### Problem to solve
Please report every line from the material that contains the word "Historia".
*** Material to process
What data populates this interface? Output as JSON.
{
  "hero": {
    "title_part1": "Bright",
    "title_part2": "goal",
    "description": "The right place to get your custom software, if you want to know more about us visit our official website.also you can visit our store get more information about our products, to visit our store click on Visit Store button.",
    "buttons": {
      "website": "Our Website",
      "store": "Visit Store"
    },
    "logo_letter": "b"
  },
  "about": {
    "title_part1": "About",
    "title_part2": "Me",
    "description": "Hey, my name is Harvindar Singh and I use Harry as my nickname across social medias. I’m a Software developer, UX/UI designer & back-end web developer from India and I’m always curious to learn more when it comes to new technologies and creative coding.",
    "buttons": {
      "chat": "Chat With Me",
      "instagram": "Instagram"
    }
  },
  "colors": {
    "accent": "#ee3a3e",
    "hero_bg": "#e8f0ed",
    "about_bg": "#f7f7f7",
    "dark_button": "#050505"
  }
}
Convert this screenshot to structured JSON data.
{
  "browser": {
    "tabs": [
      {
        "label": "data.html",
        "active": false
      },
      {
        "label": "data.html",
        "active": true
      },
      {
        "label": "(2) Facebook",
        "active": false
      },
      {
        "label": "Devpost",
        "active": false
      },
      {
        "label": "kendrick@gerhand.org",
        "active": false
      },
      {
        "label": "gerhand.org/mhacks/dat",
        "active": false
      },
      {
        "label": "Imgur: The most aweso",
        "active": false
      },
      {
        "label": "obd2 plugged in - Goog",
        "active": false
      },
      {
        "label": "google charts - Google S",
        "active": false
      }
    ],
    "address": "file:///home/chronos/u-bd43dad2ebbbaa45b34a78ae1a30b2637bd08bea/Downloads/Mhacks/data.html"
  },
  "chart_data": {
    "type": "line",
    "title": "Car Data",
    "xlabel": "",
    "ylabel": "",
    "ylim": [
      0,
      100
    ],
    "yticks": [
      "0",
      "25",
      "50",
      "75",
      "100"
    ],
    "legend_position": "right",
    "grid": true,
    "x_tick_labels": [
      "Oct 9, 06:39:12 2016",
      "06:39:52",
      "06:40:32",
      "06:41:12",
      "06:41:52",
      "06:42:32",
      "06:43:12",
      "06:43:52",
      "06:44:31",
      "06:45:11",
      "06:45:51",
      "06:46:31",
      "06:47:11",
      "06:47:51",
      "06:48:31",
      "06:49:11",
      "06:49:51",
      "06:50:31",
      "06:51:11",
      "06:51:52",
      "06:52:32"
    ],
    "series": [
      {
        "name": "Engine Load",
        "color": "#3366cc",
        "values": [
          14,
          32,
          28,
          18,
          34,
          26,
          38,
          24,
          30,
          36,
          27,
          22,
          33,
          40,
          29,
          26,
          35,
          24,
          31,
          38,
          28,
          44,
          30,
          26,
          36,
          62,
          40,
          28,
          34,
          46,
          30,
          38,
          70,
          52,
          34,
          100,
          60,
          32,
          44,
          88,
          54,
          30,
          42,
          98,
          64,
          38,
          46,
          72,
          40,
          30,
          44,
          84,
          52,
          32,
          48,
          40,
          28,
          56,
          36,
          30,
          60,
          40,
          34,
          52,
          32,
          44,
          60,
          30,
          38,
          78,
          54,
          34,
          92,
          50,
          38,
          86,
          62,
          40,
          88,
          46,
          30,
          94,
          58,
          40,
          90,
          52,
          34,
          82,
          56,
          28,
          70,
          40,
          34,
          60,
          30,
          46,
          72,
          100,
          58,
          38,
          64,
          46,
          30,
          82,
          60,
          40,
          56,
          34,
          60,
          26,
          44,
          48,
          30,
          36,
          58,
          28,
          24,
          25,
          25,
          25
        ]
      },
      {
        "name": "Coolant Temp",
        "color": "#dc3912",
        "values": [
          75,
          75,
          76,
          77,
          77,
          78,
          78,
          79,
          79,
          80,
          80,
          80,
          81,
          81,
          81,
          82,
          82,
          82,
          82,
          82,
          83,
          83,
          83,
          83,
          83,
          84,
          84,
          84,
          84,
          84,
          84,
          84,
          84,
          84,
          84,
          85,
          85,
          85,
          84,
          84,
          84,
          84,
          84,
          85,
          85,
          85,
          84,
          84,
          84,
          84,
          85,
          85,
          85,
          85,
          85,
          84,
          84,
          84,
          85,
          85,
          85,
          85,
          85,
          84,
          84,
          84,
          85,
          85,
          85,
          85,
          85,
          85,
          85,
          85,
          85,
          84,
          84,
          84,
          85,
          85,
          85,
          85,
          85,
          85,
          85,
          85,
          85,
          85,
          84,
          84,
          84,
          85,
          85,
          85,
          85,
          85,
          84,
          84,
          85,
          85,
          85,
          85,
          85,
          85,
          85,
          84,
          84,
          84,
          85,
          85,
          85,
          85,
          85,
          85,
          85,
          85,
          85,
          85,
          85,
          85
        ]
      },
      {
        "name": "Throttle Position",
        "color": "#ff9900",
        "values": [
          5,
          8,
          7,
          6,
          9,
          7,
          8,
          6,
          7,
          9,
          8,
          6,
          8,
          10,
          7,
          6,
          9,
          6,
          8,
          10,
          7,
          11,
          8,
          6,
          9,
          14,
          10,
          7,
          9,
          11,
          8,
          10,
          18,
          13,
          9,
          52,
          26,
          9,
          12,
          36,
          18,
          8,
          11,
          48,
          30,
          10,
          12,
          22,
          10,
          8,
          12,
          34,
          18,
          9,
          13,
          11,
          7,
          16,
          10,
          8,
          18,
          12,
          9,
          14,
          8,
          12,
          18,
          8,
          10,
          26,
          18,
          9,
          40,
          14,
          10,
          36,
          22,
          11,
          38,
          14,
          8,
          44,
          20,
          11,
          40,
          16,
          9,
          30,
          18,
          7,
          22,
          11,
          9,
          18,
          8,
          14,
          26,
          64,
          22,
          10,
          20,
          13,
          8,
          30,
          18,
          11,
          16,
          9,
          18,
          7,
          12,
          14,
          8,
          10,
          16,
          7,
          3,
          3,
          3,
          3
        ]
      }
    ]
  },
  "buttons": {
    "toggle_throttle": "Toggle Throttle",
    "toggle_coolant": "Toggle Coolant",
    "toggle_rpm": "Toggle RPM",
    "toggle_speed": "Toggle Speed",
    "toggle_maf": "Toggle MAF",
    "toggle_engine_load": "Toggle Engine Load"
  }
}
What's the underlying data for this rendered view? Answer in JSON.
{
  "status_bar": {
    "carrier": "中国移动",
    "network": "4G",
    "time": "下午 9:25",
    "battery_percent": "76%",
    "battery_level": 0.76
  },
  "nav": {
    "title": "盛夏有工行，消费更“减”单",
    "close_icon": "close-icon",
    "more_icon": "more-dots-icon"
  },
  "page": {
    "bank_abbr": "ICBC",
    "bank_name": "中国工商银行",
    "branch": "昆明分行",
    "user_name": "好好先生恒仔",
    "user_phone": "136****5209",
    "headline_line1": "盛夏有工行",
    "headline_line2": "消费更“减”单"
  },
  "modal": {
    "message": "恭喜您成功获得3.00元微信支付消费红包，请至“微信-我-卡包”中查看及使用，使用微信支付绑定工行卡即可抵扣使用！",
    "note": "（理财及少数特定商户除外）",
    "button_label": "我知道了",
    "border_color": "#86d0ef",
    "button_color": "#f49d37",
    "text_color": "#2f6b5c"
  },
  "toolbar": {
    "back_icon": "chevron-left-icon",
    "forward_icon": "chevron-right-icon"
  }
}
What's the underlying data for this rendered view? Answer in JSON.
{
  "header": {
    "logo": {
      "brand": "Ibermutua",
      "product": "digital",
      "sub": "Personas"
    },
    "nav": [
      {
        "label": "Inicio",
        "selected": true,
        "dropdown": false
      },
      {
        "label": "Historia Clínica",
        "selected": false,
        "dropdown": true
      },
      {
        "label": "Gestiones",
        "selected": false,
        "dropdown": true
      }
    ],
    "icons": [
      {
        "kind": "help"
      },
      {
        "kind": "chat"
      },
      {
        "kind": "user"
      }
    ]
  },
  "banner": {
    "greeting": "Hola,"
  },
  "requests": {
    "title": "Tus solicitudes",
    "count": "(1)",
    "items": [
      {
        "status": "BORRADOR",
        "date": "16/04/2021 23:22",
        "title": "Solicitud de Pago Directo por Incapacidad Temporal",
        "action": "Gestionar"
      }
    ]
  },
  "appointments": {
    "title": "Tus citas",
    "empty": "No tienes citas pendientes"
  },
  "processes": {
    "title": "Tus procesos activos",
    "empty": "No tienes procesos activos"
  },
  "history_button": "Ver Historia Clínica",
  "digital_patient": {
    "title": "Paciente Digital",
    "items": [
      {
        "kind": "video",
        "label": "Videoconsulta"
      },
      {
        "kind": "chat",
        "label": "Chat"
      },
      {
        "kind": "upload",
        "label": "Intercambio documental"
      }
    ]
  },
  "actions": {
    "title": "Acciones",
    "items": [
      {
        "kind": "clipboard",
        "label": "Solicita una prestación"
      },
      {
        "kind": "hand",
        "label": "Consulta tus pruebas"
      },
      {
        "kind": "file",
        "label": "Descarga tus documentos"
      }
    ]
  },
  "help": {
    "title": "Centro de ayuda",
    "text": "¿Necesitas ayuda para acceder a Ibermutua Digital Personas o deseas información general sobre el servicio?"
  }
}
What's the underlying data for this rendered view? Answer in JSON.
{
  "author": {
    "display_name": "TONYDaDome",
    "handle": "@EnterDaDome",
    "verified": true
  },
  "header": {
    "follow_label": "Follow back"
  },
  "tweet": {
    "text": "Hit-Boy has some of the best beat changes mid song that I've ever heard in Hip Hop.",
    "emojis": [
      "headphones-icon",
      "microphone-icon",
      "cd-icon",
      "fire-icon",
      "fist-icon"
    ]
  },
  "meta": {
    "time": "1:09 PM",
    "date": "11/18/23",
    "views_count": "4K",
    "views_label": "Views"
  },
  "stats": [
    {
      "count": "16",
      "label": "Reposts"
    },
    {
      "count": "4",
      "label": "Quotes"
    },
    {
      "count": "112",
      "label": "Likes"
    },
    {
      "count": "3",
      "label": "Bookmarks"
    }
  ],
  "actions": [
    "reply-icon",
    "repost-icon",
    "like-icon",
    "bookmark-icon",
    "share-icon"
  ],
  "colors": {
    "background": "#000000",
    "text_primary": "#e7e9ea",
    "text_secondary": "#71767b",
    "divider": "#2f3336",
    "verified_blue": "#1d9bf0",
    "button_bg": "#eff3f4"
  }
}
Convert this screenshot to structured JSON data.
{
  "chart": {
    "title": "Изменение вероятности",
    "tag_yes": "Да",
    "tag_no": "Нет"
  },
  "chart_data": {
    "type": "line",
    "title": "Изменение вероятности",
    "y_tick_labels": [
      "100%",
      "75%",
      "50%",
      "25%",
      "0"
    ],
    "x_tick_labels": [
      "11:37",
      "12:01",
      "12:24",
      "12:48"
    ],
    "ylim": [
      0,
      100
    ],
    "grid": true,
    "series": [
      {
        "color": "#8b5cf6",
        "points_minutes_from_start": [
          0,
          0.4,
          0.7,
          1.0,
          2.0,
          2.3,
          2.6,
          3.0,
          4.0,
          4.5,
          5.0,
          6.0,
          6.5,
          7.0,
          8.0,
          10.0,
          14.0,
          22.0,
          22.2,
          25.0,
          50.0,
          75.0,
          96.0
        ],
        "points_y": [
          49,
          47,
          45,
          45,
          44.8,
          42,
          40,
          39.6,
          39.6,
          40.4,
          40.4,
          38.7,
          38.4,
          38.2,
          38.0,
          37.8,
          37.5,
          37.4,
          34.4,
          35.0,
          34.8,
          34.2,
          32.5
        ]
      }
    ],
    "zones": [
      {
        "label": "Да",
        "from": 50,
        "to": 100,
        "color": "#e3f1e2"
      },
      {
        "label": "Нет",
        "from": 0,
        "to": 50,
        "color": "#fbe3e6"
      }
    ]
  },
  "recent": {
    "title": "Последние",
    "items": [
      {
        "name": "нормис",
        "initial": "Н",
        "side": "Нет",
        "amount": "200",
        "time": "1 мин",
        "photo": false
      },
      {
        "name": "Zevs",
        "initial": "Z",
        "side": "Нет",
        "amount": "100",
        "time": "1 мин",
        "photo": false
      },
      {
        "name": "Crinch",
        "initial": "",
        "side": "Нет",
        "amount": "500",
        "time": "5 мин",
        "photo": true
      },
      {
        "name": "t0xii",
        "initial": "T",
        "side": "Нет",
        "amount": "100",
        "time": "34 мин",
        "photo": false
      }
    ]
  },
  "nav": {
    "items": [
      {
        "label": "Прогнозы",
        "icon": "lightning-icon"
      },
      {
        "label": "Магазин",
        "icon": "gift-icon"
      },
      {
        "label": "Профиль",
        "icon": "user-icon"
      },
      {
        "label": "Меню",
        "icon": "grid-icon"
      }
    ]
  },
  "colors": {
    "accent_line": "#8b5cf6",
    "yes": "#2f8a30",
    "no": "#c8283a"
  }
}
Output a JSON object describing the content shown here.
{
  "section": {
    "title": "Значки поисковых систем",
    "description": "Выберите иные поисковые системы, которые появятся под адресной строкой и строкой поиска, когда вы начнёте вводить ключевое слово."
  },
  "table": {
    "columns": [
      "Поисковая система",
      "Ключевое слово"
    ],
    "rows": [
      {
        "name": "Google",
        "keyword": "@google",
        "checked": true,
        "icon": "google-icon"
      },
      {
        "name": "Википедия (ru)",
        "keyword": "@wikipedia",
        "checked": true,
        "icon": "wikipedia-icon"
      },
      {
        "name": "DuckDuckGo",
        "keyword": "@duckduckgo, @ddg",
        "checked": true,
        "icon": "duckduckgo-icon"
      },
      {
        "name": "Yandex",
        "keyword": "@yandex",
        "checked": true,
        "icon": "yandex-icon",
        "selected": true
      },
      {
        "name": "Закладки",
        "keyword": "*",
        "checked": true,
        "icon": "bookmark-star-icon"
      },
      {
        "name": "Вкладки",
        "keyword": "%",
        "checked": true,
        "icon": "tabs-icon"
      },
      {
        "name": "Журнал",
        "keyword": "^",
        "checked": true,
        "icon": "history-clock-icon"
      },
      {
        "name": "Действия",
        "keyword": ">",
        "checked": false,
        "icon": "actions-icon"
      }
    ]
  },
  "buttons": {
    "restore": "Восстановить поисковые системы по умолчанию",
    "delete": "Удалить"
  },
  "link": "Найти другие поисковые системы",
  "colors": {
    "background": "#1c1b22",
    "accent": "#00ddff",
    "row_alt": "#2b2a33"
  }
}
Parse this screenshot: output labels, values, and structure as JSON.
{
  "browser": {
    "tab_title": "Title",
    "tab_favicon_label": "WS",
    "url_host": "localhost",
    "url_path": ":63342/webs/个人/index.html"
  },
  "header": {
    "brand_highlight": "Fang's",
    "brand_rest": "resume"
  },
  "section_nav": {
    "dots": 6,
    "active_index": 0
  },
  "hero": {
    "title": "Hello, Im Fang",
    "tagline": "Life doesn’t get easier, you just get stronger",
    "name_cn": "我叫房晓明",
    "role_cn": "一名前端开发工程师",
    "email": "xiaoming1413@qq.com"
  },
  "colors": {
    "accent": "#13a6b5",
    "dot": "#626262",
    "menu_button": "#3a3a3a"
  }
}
******
### The response
        "label": "Historia Clínica",
  "history_button": "Ver Historia Clínica",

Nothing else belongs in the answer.